------ INFORMATION SHOWN

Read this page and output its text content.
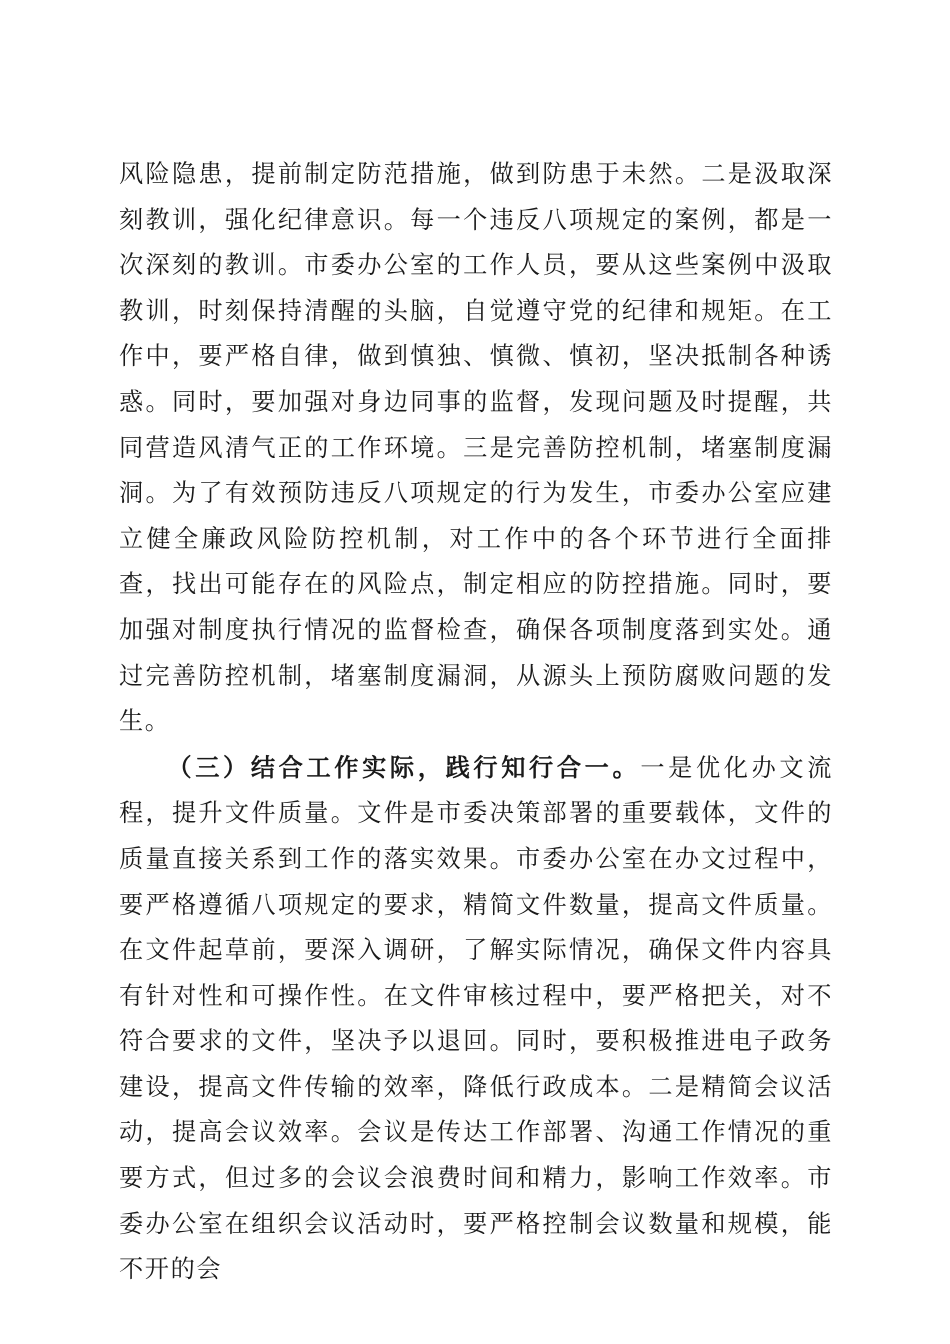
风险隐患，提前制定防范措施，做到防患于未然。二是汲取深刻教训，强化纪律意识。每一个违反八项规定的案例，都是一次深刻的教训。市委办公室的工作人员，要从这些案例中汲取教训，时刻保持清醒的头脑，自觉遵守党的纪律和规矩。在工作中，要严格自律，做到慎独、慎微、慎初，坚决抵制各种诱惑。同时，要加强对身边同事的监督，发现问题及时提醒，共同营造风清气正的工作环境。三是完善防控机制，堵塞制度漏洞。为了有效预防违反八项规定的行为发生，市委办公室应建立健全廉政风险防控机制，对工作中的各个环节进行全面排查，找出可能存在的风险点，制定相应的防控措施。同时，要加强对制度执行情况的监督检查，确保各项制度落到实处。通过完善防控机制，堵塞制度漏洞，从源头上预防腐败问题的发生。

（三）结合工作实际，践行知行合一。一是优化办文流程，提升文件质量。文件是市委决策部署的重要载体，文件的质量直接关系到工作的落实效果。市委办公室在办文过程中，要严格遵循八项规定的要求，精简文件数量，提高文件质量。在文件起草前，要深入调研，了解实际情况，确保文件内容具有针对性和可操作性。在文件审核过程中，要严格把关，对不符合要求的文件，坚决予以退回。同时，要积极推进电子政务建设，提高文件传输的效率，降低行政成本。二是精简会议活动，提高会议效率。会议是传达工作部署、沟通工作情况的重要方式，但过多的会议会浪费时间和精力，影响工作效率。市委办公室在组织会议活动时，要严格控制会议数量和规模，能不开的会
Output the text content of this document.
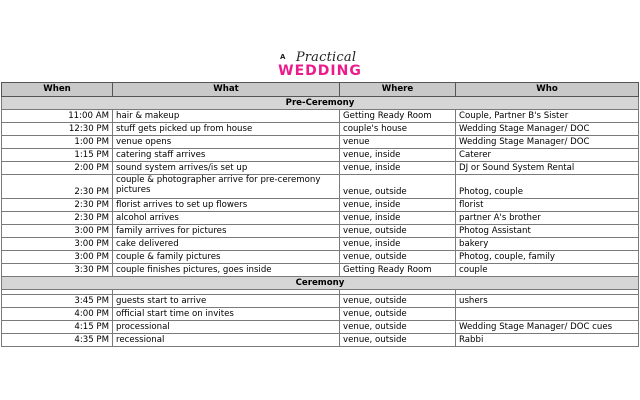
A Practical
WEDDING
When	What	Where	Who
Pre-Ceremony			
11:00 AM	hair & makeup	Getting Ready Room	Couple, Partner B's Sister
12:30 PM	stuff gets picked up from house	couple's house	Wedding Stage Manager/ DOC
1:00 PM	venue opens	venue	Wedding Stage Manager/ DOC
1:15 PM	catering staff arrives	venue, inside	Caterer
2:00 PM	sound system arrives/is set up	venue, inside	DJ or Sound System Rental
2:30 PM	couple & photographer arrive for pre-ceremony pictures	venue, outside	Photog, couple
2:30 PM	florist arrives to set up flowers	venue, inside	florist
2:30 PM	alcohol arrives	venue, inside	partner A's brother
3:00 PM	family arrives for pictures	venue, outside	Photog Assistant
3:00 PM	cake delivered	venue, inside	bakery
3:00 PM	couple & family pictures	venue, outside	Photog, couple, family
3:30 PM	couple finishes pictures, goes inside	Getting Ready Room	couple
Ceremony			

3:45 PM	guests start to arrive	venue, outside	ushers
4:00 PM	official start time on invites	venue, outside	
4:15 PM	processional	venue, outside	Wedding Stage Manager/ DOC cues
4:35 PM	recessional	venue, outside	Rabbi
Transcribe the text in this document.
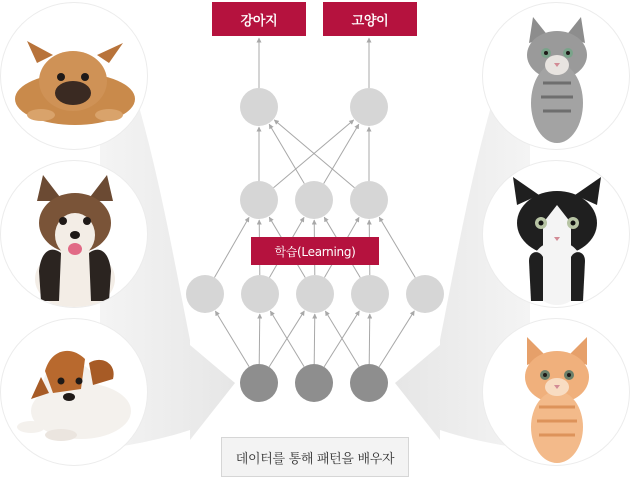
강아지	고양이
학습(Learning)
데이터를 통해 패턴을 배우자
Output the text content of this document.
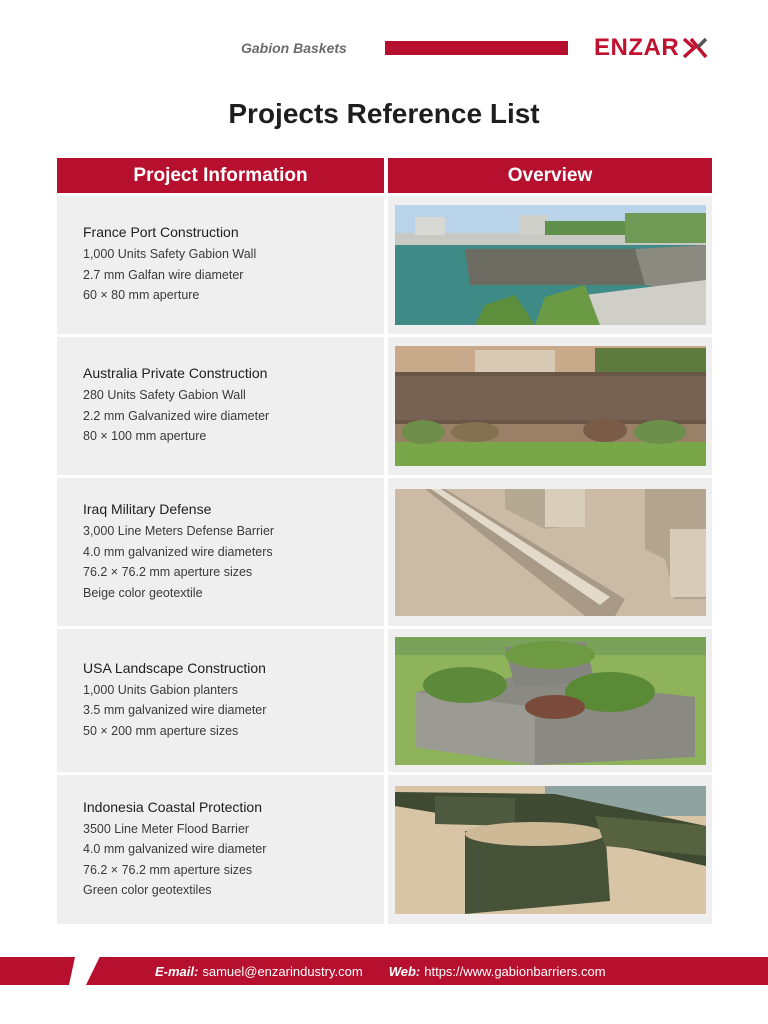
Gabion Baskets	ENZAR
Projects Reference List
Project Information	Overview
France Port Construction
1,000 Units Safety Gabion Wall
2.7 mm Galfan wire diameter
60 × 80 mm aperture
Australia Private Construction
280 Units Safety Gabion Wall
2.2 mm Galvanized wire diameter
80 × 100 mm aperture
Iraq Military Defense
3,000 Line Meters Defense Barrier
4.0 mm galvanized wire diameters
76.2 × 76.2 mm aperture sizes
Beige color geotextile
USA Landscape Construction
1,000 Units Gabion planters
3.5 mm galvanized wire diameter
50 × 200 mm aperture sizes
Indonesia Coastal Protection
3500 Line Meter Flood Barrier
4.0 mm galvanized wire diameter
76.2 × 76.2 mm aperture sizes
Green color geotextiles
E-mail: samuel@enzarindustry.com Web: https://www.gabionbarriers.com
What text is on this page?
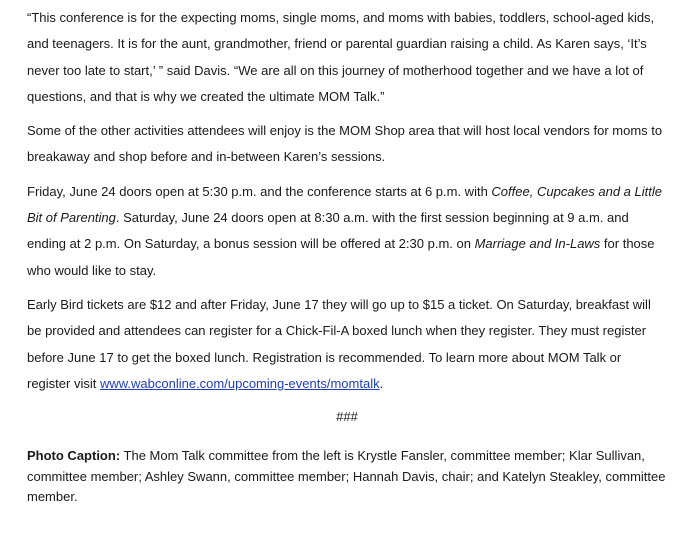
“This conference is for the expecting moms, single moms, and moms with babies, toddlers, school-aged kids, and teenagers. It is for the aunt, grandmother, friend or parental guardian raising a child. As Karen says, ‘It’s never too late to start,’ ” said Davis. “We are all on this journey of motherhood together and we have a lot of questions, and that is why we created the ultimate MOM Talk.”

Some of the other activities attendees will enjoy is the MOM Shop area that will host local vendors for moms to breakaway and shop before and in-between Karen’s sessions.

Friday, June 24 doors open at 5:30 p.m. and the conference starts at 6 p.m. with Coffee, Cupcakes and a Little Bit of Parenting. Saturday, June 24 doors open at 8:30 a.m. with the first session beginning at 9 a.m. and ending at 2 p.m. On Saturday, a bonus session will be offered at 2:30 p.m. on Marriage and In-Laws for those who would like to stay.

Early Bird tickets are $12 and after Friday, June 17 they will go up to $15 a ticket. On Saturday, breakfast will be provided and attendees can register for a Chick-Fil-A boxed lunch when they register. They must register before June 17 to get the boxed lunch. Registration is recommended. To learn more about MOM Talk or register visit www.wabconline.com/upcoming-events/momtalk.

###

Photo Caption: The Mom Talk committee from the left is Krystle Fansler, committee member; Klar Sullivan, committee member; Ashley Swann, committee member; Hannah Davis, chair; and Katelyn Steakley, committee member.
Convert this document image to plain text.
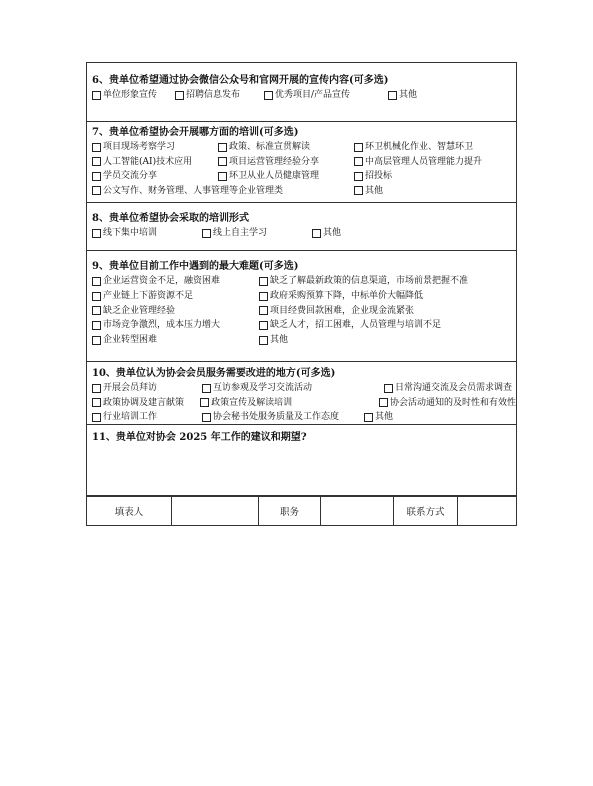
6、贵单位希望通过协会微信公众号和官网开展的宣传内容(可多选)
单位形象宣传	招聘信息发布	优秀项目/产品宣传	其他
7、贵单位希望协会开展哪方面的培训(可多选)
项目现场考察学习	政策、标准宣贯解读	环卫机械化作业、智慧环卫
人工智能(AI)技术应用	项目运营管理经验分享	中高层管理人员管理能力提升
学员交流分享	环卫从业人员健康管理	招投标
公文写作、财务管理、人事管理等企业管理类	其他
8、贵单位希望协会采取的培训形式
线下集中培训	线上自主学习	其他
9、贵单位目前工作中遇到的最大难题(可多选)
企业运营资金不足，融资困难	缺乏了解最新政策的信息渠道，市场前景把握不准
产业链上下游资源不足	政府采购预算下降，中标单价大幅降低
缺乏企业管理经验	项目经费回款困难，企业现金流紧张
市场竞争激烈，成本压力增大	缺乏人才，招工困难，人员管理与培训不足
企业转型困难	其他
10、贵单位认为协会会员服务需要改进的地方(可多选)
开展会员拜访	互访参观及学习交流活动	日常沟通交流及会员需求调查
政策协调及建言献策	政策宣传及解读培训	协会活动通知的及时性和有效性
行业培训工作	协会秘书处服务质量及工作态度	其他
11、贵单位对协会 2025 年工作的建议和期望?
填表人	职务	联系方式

------------

--- AIM OF THE TASK ---
Set down the records in full and exactly. Do not carry over any image.

--- ANSWER TO THE PROBLEM ---
Read this page and output its text content.
风险隐患，提前制定防范措施，做到防患于未然。二是汲取深刻教训，强化纪律意识。每一个违反八项规定的案例，都是一次深刻的教训。市委办公室的工作人员，要从这些案例中汲取教训，时刻保持清醒的头脑，自觉遵守党的纪律和规矩。在工作中，要严格自律，做到慎独、慎微、慎初，坚决抵制各种诱惑。同时，要加强对身边同事的监督，发现问题及时提醒，共同营造风清气正的工作环境。三是完善防控机制，堵塞制度漏洞。为了有效预防违反八项规定的行为发生，市委办公室应建立健全廉政风险防控机制，对工作中的各个环节进行全面排查，找出可能存在的风险点，制定相应的防控措施。同时，要加强对制度执行情况的监督检查，确保各项制度落到实处。通过完善防控机制，堵塞制度漏洞，从源头上预防腐败问题的发生。

（三）结合工作实际，践行知行合一。一是优化办文流程，提升文件质量。文件是市委决策部署的重要载体，文件的质量直接关系到工作的落实效果。市委办公室在办文过程中，要严格遵循八项规定的要求，精简文件数量，提高文件质量。在文件起草前，要深入调研，了解实际情况，确保文件内容具有针对性和可操作性。在文件审核过程中，要严格把关，对不符合要求的文件，坚决予以退回。同时，要积极推进电子政务建设，提高文件传输的效率，降低行政成本。二是精简会议活动，提高会议效率。会议是传达工作部署、沟通工作情况的重要方式，但过多的会议会浪费时间和精力，影响工作效率。市委办公室在组织会议活动时，要严格控制会议数量和规模，能不开的会
Output the text content of this document.
A Practical
WEDDING
When	What	Where	Who
Pre-Ceremony			
11:00 AM	hair & makeup	Getting Ready Room	Couple, Partner B's Sister
12:30 PM	stuff gets picked up from house	couple's house	Wedding Stage Manager/ DOC
1:00 PM	venue opens	venue	Wedding Stage Manager/ DOC
1:15 PM	catering staff arrives	venue, inside	Caterer
2:00 PM	sound system arrives/is set up	venue, inside	DJ or Sound System Rental
2:30 PM	couple & photographer arrive for pre-ceremony pictures	venue, outside	Photog, couple
2:30 PM	florist arrives to set up flowers	venue, inside	florist
2:30 PM	alcohol arrives	venue, inside	partner A's brother
3:00 PM	family arrives for pictures	venue, outside	Photog Assistant
3:00 PM	cake delivered	venue, inside	bakery
3:00 PM	couple & family pictures	venue, outside	Photog, couple, family
3:30 PM	couple finishes pictures, goes inside	Getting Ready Room	couple
Ceremony			

3:45 PM	guests start to arrive	venue, outside	ushers
4:00 PM	official start time on invites	venue, outside	
4:15 PM	processional	venue, outside	Wedding Stage Manager/ DOC cues
4:35 PM	recessional	venue, outside	Rabbi
Transcribe the text in this document.
강아지	고양이
학습(Learning)
데이터를 통해 패턴을 배우자
Output the text content of this document.
Gabion Baskets	ENZAR
Projects Reference List
Project Information	Overview
France Port Construction
1,000 Units Safety Gabion Wall
2.7 mm Galfan wire diameter
60 × 80 mm aperture
Australia Private Construction
280 Units Safety Gabion Wall
2.2 mm Galvanized wire diameter
80 × 100 mm aperture
Iraq Military Defense
3,000 Line Meters Defense Barrier
4.0 mm galvanized wire diameters
76.2 × 76.2 mm aperture sizes
Beige color geotextile
USA Landscape Construction
1,000 Units Gabion planters
3.5 mm galvanized wire diameter
50 × 200 mm aperture sizes
Indonesia Coastal Protection
3500 Line Meter Flood Barrier
4.0 mm galvanized wire diameter
76.2 × 76.2 mm aperture sizes
Green color geotextiles
E-mail: samuel@enzarindustry.com Web: https://www.gabionbarriers.com
What text is on this page?
“This conference is for the expecting moms, single moms, and moms with babies, toddlers, school-aged kids, and teenagers. It is for the aunt, grandmother, friend or parental guardian raising a child. As Karen says, ‘It’s never too late to start,’ ” said Davis. “We are all on this journey of motherhood together and we have a lot of questions, and that is why we created the ultimate MOM Talk.”

Some of the other activities attendees will enjoy is the MOM Shop area that will host local vendors for moms to breakaway and shop before and in-between Karen’s sessions.

Friday, June 24 doors open at 5:30 p.m. and the conference starts at 6 p.m. with Coffee, Cupcakes and a Little Bit of Parenting. Saturday, June 24 doors open at 8:30 a.m. with the first session beginning at 9 a.m. and ending at 2 p.m. On Saturday, a bonus session will be offered at 2:30 p.m. on Marriage and In-Laws for those who would like to stay.

Early Bird tickets are $12 and after Friday, June 17 they will go up to $15 a ticket. On Saturday, breakfast will be provided and attendees can register for a Chick-Fil-A boxed lunch when they register. They must register before June 17 to get the boxed lunch. Registration is recommended. To learn more about MOM Talk or register visit www.wabconline.com/upcoming-events/momtalk.

###

Photo Caption: The Mom Talk committee from the left is Krystle Fansler, committee member; Klar Sullivan, committee member; Ashley Swann, committee member; Hannah Davis, chair; and Katelyn Steakley, committee member.
Convert this document image to plain text.
6、贵单位希望通过协会微信公众号和官网开展的宣传内容(可多选)
单位形象宣传	招聘信息发布	优秀项目/产品宣传	其他
7、贵单位希望协会开展哪方面的培训(可多选)
项目现场考察学习	政策、标准宣贯解读	环卫机械化作业、智慧环卫
人工智能(AI)技术应用	项目运营管理经验分享	中高层管理人员管理能力提升
学员交流分享	环卫从业人员健康管理	招投标
公文写作、财务管理、人事管理等企业管理类	其他
8、贵单位希望协会采取的培训形式
线下集中培训	线上自主学习	其他
9、贵单位目前工作中遇到的最大难题(可多选)
企业运营资金不足，融资困难	缺乏了解最新政策的信息渠道，市场前景把握不准
产业链上下游资源不足	政府采购预算下降，中标单价大幅降低
缺乏企业管理经验	项目经费回款困难，企业现金流紧张
市场竞争激烈，成本压力增大	缺乏人才，招工困难，人员管理与培训不足
企业转型困难	其他
10、贵单位认为协会会员服务需要改进的地方(可多选)
开展会员拜访	互访参观及学习交流活动	日常沟通交流及会员需求调查
政策协调及建言献策	政策宣传及解读培训	协会活动通知的及时性和有效性
行业培训工作	协会秘书处服务质量及工作态度	其他
11、贵单位对协会 2025 年工作的建议和期望?
填表人	职务	联系方式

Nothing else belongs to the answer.